# Work to do
Output the records exactly. Include every line.

[start Supplied entries]

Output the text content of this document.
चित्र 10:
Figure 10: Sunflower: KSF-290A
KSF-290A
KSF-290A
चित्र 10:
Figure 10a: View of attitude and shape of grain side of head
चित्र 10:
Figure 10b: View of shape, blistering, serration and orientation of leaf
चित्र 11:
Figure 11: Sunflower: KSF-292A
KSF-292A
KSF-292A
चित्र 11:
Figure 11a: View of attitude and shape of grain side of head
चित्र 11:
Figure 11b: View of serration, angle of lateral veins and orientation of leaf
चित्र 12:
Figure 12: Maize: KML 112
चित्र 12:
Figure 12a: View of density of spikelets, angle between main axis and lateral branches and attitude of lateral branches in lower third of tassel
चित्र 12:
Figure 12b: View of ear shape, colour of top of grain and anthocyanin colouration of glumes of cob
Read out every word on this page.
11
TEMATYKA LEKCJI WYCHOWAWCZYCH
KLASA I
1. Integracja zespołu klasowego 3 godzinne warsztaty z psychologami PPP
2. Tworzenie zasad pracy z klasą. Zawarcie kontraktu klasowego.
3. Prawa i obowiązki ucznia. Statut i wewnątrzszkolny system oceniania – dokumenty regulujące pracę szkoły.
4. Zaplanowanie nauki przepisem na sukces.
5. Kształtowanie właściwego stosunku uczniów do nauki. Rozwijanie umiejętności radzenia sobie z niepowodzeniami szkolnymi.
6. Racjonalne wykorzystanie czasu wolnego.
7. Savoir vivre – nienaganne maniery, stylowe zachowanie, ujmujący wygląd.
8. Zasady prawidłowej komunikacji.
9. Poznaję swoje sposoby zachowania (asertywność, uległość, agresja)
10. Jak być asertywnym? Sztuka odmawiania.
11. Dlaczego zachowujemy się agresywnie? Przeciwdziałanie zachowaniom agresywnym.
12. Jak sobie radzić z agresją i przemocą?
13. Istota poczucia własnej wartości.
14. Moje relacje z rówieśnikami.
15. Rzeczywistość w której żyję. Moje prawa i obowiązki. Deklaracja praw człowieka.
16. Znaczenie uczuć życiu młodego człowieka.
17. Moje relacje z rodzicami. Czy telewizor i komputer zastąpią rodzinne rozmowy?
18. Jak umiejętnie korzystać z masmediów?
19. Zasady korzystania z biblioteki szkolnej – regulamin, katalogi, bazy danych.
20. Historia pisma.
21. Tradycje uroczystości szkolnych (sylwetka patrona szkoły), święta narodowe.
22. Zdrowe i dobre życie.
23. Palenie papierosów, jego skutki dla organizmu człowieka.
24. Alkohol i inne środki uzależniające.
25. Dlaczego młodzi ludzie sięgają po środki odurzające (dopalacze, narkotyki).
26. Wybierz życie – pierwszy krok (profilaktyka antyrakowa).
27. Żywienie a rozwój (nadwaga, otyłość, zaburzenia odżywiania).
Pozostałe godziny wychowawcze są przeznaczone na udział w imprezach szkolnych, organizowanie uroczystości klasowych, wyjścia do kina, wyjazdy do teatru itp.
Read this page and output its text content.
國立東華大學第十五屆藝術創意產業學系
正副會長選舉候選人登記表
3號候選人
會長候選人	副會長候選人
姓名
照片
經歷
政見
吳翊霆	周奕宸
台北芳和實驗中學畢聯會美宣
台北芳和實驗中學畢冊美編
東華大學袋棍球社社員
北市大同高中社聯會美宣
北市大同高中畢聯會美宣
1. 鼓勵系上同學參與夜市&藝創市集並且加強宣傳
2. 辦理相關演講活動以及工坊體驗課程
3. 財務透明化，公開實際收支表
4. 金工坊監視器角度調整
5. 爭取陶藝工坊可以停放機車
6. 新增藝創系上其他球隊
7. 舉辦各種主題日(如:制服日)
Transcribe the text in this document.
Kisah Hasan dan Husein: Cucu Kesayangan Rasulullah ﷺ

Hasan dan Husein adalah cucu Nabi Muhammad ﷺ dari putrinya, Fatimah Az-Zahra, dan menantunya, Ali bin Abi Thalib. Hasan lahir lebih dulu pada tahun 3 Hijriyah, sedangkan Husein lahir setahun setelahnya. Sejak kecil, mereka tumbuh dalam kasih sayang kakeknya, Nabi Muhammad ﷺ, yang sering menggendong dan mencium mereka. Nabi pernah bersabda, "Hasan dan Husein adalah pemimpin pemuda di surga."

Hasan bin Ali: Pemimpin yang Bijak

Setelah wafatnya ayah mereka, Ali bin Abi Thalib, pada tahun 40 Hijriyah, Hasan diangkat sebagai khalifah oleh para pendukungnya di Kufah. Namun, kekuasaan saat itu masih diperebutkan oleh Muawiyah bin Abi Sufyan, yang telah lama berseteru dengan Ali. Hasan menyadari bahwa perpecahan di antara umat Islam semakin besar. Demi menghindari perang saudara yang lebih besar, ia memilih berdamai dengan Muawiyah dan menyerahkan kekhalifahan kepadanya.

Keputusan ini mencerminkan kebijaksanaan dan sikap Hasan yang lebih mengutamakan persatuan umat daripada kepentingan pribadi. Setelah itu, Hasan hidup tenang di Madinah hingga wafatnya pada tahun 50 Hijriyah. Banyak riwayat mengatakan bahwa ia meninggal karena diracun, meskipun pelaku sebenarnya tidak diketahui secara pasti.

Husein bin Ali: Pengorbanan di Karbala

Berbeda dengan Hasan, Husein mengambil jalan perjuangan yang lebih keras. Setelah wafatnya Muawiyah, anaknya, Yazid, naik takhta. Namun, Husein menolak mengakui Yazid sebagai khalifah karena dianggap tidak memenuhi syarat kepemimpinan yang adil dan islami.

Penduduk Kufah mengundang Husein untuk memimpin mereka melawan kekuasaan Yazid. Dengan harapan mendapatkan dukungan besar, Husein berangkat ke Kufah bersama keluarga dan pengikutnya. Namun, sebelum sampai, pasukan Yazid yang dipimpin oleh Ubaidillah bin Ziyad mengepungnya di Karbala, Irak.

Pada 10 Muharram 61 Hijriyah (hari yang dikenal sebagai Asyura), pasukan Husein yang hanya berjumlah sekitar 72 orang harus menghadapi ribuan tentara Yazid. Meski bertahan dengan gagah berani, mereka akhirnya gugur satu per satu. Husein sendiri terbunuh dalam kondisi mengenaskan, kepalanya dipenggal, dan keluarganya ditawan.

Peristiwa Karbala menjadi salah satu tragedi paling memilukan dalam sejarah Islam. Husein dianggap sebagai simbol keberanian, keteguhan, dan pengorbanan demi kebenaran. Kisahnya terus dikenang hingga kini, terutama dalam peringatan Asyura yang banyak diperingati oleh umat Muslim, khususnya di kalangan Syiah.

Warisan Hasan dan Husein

[end Supplied entries]

# Task output
Output the text content of this document.
चित्र 10:
Figure 10: Sunflower: KSF-290A
KSF-290A
KSF-290A
चित्र 10:
Figure 10a: View of attitude and shape of grain side of head
चित्र 10:
Figure 10b: View of shape, blistering, serration and orientation of leaf
चित्र 11:
Figure 11: Sunflower: KSF-292A
KSF-292A
KSF-292A
चित्र 11:
Figure 11a: View of attitude and shape of grain side of head
चित्र 11:
Figure 11b: View of serration, angle of lateral veins and orientation of leaf
चित्र 12:
Figure 12: Maize: KML 112
चित्र 12:
Figure 12a: View of density of spikelets, angle between main axis and lateral branches and attitude of lateral branches in lower third of tassel
चित्र 12:
Figure 12b: View of ear shape, colour of top of grain and anthocyanin colouration of glumes of cob
Read out every word on this page.
11
TEMATYKA LEKCJI WYCHOWAWCZYCH
KLASA I
1. Integracja zespołu klasowego 3 godzinne warsztaty z psychologami PPP
2. Tworzenie zasad pracy z klasą. Zawarcie kontraktu klasowego.
3. Prawa i obowiązki ucznia. Statut i wewnątrzszkolny system oceniania – dokumenty regulujące pracę szkoły.
4. Zaplanowanie nauki przepisem na sukces.
5. Kształtowanie właściwego stosunku uczniów do nauki. Rozwijanie umiejętności radzenia sobie z niepowodzeniami szkolnymi.
6. Racjonalne wykorzystanie czasu wolnego.
7. Savoir vivre – nienaganne maniery, stylowe zachowanie, ujmujący wygląd.
8. Zasady prawidłowej komunikacji.
9. Poznaję swoje sposoby zachowania (asertywność, uległość, agresja)
10. Jak być asertywnym? Sztuka odmawiania.
11. Dlaczego zachowujemy się agresywnie? Przeciwdziałanie zachowaniom agresywnym.
12. Jak sobie radzić z agresją i przemocą?
13. Istota poczucia własnej wartości.
14. Moje relacje z rówieśnikami.
15. Rzeczywistość w której żyję. Moje prawa i obowiązki. Deklaracja praw człowieka.
16. Znaczenie uczuć życiu młodego człowieka.
17. Moje relacje z rodzicami. Czy telewizor i komputer zastąpią rodzinne rozmowy?
18. Jak umiejętnie korzystać z masmediów?
19. Zasady korzystania z biblioteki szkolnej – regulamin, katalogi, bazy danych.
20. Historia pisma.
21. Tradycje uroczystości szkolnych (sylwetka patrona szkoły), święta narodowe.
22. Zdrowe i dobre życie.
23. Palenie papierosów, jego skutki dla organizmu człowieka.
24. Alkohol i inne środki uzależniające.
25. Dlaczego młodzi ludzie sięgają po środki odurzające (dopalacze, narkotyki).
26. Wybierz życie – pierwszy krok (profilaktyka antyrakowa).
27. Żywienie a rozwój (nadwaga, otyłość, zaburzenia odżywiania).
Pozostałe godziny wychowawcze są przeznaczone na udział w imprezach szkolnych, organizowanie uroczystości klasowych, wyjścia do kina, wyjazdy do teatru itp.
Read this page and output its text content.
國立東華大學第十五屆藝術創意產業學系
正副會長選舉候選人登記表
3號候選人
會長候選人	副會長候選人
姓名
照片
經歷
政見
吳翊霆	周奕宸
台北芳和實驗中學畢聯會美宣
台北芳和實驗中學畢冊美編
東華大學袋棍球社社員
北市大同高中社聯會美宣
北市大同高中畢聯會美宣
1. 鼓勵系上同學參與夜市&藝創市集並且加強宣傳
2. 辦理相關演講活動以及工坊體驗課程
3. 財務透明化，公開實際收支表
4. 金工坊監視器角度調整
5. 爭取陶藝工坊可以停放機車
6. 新增藝創系上其他球隊
7. 舉辦各種主題日(如:制服日)
Transcribe the text in this document.
Kisah Hasan dan Husein: Cucu Kesayangan Rasulullah ﷺ

Hasan dan Husein adalah cucu Nabi Muhammad ﷺ dari putrinya, Fatimah Az-Zahra, dan menantunya, Ali bin Abi Thalib. Hasan lahir lebih dulu pada tahun 3 Hijriyah, sedangkan Husein lahir setahun setelahnya. Sejak kecil, mereka tumbuh dalam kasih sayang kakeknya, Nabi Muhammad ﷺ, yang sering menggendong dan mencium mereka. Nabi pernah bersabda, "Hasan dan Husein adalah pemimpin pemuda di surga."

Hasan bin Ali: Pemimpin yang Bijak

Setelah wafatnya ayah mereka, Ali bin Abi Thalib, pada tahun 40 Hijriyah, Hasan diangkat sebagai khalifah oleh para pendukungnya di Kufah. Namun, kekuasaan saat itu masih diperebutkan oleh Muawiyah bin Abi Sufyan, yang telah lama berseteru dengan Ali. Hasan menyadari bahwa perpecahan di antara umat Islam semakin besar. Demi menghindari perang saudara yang lebih besar, ia memilih berdamai dengan Muawiyah dan menyerahkan kekhalifahan kepadanya.

Keputusan ini mencerminkan kebijaksanaan dan sikap Hasan yang lebih mengutamakan persatuan umat daripada kepentingan pribadi. Setelah itu, Hasan hidup tenang di Madinah hingga wafatnya pada tahun 50 Hijriyah. Banyak riwayat mengatakan bahwa ia meninggal karena diracun, meskipun pelaku sebenarnya tidak diketahui secara pasti.

Husein bin Ali: Pengorbanan di Karbala

Berbeda dengan Hasan, Husein mengambil jalan perjuangan yang lebih keras. Setelah wafatnya Muawiyah, anaknya, Yazid, naik takhta. Namun, Husein menolak mengakui Yazid sebagai khalifah karena dianggap tidak memenuhi syarat kepemimpinan yang adil dan islami.

Penduduk Kufah mengundang Husein untuk memimpin mereka melawan kekuasaan Yazid. Dengan harapan mendapatkan dukungan besar, Husein berangkat ke Kufah bersama keluarga dan pengikutnya. Namun, sebelum sampai, pasukan Yazid yang dipimpin oleh Ubaidillah bin Ziyad mengepungnya di Karbala, Irak.

Pada 10 Muharram 61 Hijriyah (hari yang dikenal sebagai Asyura), pasukan Husein yang hanya berjumlah sekitar 72 orang harus menghadapi ribuan tentara Yazid. Meski bertahan dengan gagah berani, mereka akhirnya gugur satu per satu. Husein sendiri terbunuh dalam kondisi mengenaskan, kepalanya dipenggal, dan keluarganya ditawan.

Peristiwa Karbala menjadi salah satu tragedi paling memilukan dalam sejarah Islam. Husein dianggap sebagai simbol keberanian, keteguhan, dan pengorbanan demi kebenaran. Kisahnya terus dikenang hingga kini, terutama dalam peringatan Asyura yang banyak diperingati oleh umat Muslim, khususnya di kalangan Syiah.

Warisan Hasan dan Husein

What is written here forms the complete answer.